→ What is required:
Scan the lines below; pull out those with "Study".

□ □ □ □ □

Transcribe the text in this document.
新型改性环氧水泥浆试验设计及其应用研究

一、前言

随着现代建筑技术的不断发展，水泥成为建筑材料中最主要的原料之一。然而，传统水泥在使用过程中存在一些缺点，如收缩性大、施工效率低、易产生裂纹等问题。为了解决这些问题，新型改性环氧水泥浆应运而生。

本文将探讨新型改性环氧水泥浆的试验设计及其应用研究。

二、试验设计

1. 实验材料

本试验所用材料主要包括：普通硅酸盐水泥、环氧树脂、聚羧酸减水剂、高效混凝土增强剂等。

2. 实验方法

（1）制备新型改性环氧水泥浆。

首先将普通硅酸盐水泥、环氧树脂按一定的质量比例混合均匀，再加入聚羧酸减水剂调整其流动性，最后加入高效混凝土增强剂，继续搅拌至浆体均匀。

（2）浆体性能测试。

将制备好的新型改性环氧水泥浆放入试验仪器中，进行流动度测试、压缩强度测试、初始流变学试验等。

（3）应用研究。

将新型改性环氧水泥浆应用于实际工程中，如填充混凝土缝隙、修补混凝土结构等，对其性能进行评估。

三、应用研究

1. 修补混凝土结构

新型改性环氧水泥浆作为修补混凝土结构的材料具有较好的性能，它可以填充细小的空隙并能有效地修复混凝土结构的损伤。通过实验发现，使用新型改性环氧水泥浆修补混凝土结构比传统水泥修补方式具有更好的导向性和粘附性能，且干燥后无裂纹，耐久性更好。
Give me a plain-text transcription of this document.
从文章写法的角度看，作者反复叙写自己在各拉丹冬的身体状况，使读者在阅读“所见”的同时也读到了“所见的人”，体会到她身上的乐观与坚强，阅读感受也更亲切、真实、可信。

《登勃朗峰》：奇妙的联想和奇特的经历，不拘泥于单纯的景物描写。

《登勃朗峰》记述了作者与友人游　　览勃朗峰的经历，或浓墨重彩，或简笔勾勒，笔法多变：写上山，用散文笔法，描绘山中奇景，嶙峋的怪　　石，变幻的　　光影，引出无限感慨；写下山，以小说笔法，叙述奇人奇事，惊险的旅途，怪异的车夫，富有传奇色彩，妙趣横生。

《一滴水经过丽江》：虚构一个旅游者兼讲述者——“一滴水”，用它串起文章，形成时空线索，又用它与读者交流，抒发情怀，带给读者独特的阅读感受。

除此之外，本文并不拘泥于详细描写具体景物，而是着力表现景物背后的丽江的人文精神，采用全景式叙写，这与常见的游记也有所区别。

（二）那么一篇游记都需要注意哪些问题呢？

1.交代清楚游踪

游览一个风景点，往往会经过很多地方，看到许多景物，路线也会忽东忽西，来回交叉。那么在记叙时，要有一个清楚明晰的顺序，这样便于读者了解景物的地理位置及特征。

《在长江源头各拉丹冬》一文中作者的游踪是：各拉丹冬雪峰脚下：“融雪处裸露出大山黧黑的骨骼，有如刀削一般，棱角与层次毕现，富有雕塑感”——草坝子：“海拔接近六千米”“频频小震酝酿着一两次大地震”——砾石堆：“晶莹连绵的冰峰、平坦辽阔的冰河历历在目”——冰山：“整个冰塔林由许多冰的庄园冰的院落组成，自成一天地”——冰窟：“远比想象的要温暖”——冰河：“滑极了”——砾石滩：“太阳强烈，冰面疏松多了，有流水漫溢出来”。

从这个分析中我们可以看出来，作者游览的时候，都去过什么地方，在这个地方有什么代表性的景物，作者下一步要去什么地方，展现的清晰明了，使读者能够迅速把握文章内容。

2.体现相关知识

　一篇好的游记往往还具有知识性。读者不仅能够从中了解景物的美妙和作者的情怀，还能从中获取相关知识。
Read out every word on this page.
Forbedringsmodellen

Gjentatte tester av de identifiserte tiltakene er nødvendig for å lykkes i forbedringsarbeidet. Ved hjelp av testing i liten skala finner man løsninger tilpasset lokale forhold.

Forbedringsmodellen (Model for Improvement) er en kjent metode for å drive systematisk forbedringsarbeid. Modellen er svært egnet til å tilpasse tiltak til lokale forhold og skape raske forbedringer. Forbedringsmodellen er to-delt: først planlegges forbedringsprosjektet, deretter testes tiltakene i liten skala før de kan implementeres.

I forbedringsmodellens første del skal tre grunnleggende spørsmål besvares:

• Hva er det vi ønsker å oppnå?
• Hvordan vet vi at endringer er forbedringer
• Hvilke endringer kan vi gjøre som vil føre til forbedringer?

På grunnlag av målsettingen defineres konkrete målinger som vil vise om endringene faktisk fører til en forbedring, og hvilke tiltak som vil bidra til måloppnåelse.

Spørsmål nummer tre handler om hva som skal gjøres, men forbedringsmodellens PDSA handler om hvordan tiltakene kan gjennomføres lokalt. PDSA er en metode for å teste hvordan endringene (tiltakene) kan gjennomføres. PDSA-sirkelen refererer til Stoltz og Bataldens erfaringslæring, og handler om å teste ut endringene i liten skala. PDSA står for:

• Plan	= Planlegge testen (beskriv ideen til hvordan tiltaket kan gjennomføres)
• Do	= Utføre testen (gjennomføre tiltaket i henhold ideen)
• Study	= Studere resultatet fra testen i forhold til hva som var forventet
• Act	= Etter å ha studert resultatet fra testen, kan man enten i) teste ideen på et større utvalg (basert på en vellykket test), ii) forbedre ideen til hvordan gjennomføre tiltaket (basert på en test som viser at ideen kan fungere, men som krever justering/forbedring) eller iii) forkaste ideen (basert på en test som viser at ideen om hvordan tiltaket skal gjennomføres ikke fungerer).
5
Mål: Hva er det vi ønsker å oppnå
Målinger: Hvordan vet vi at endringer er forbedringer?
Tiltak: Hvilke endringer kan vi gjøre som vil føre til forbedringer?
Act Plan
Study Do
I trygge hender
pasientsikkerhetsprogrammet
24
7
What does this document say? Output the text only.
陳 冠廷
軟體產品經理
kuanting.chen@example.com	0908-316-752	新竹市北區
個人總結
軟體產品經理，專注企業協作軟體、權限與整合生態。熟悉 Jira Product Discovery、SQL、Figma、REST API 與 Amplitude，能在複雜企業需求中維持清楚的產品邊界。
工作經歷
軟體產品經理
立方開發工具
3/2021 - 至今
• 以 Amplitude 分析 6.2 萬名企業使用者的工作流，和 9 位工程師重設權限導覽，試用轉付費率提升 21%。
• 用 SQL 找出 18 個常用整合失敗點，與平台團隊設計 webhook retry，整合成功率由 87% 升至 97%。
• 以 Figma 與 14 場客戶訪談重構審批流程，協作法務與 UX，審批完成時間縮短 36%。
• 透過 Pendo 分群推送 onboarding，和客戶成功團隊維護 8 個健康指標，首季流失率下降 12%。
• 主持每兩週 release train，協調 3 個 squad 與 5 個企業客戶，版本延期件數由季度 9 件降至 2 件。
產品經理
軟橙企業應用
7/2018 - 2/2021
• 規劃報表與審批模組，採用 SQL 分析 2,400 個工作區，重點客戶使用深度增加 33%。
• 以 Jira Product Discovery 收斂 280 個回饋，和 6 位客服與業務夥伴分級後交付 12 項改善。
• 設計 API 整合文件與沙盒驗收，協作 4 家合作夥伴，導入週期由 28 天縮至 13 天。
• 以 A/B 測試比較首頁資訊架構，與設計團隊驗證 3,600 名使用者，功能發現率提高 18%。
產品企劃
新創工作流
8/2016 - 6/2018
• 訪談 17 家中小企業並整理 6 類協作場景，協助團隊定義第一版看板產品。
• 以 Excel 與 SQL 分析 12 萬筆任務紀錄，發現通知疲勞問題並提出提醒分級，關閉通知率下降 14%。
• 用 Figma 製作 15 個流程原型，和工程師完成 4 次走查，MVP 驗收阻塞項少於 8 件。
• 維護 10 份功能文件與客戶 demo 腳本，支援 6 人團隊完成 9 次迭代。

□ □ □ □ □

→ Exercise answer:
• Study	= Studere resultatet fra testen i forhold til hva som var forventet
Study Do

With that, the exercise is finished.